Write out the records that appear below, verbatim and complete, but without pictures.

>> start

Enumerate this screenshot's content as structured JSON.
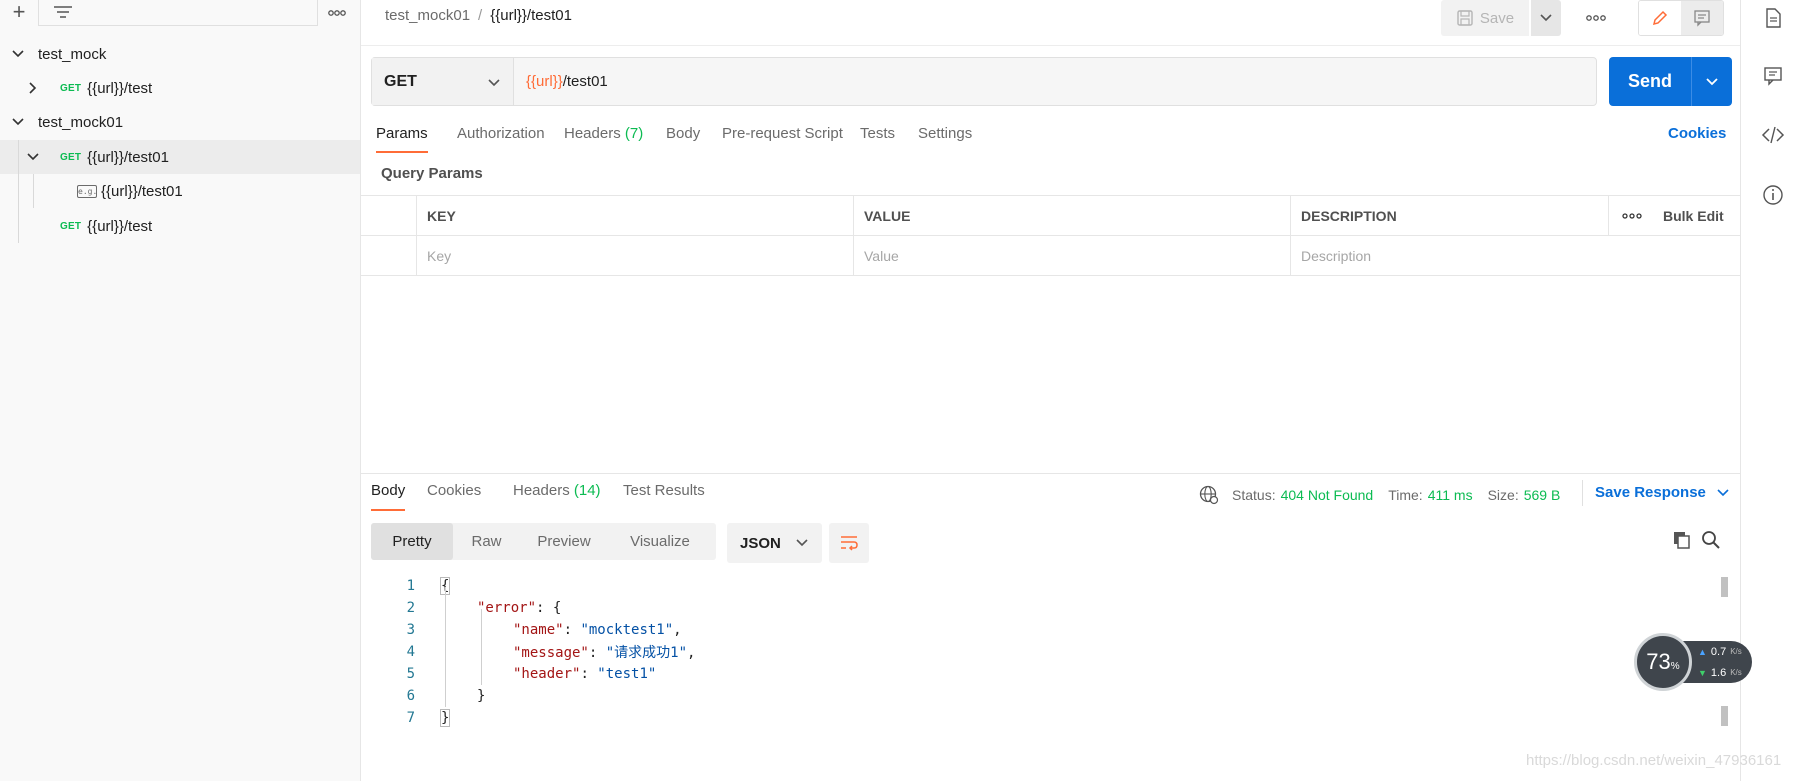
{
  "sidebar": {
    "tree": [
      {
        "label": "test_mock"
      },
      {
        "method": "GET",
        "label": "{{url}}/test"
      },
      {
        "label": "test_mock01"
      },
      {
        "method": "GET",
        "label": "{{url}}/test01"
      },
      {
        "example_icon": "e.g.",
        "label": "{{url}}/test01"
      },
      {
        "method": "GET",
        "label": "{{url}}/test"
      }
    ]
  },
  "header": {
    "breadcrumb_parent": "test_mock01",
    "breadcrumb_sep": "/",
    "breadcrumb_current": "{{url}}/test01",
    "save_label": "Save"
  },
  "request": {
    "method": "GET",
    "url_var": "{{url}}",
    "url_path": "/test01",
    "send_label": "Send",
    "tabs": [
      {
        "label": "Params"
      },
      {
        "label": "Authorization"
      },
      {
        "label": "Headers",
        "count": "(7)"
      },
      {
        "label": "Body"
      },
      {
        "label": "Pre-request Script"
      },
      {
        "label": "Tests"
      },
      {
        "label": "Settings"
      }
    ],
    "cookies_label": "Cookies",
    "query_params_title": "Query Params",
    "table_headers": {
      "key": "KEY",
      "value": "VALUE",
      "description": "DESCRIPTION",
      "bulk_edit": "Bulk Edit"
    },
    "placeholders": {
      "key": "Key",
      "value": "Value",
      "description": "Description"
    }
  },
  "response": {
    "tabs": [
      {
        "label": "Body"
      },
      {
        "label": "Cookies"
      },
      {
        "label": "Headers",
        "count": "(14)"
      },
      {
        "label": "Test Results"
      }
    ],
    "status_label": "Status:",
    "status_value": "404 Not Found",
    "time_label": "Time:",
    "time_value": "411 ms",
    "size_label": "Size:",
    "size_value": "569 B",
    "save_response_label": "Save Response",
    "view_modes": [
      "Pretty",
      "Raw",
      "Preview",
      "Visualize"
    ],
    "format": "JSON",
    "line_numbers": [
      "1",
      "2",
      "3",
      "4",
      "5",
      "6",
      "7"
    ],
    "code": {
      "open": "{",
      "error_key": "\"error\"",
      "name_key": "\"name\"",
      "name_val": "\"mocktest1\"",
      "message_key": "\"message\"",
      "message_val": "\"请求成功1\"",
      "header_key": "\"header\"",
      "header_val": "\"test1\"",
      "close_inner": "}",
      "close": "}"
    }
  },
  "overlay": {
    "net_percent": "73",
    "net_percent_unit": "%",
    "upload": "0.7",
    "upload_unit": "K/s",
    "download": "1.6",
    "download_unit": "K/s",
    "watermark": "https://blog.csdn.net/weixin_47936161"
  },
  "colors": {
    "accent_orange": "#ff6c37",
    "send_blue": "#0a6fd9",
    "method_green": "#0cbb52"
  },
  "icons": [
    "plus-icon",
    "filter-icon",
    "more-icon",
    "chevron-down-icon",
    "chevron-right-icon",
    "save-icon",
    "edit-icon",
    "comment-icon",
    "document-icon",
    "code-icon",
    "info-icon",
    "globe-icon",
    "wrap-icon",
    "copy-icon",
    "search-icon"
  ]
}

>> end

## CORRECT RESULT
Enumerate this screenshot's content as structured JSON.
{
  "sidebar": {
    "tree": [
      {
        "label": "test_mock"
      },
      {
        "method": "GET",
        "label": "{{url}}/test"
      },
      {
        "label": "test_mock01"
      },
      {
        "method": "GET",
        "label": "{{url}}/test01"
      },
      {
        "example_icon": "e.g.",
        "label": "{{url}}/test01"
      },
      {
        "method": "GET",
        "label": "{{url}}/test"
      }
    ]
  },
  "header": {
    "breadcrumb_parent": "test_mock01",
    "breadcrumb_sep": "/",
    "breadcrumb_current": "{{url}}/test01",
    "save_label": "Save"
  },
  "request": {
    "method": "GET",
    "url_var": "{{url}}",
    "url_path": "/test01",
    "send_label": "Send",
    "tabs": [
      {
        "label": "Params"
      },
      {
        "label": "Authorization"
      },
      {
        "label": "Headers",
        "count": "(7)"
      },
      {
        "label": "Body"
      },
      {
        "label": "Pre-request Script"
      },
      {
        "label": "Tests"
      },
      {
        "label": "Settings"
      }
    ],
    "cookies_label": "Cookies",
    "query_params_title": "Query Params",
    "table_headers": {
      "key": "KEY",
      "value": "VALUE",
      "description": "DESCRIPTION",
      "bulk_edit": "Bulk Edit"
    },
    "placeholders": {
      "key": "Key",
      "value": "Value",
      "description": "Description"
    }
  },
  "response": {
    "tabs": [
      {
        "label": "Body"
      },
      {
        "label": "Cookies"
      },
      {
        "label": "Headers",
        "count": "(14)"
      },
      {
        "label": "Test Results"
      }
    ],
    "status_label": "Status:",
    "status_value": "404 Not Found",
    "time_label": "Time:",
    "time_value": "411 ms",
    "size_label": "Size:",
    "size_value": "569 B",
    "save_response_label": "Save Response",
    "view_modes": [
      "Pretty",
      "Raw",
      "Preview",
      "Visualize"
    ],
    "format": "JSON",
    "line_numbers": [
      "1",
      "2",
      "3",
      "4",
      "5",
      "6",
      "7"
    ],
    "code": {
      "open": "{",
      "error_key": "\"error\"",
      "name_key": "\"name\"",
      "name_val": "\"mocktest1\"",
      "message_key": "\"message\"",
      "message_val": "\"请求成功1\"",
      "header_key": "\"header\"",
      "header_val": "\"test1\"",
      "close_inner": "}",
      "close": "}"
    }
  },
  "overlay": {
    "net_percent": "73",
    "net_percent_unit": "%",
    "upload": "0.7",
    "upload_unit": "K/s",
    "download": "1.6",
    "download_unit": "K/s",
    "watermark": "https://blog.csdn.net/weixin_47936161"
  },
  "colors": {
    "accent_orange": "#ff6c37",
    "send_blue": "#0a6fd9",
    "method_green": "#0cbb52"
  },
  "icons": [
    "plus-icon",
    "filter-icon",
    "more-icon",
    "chevron-down-icon",
    "chevron-right-icon",
    "save-icon",
    "edit-icon",
    "comment-icon",
    "document-icon",
    "code-icon",
    "info-icon",
    "globe-icon",
    "wrap-icon",
    "copy-icon",
    "search-icon"
  ]
}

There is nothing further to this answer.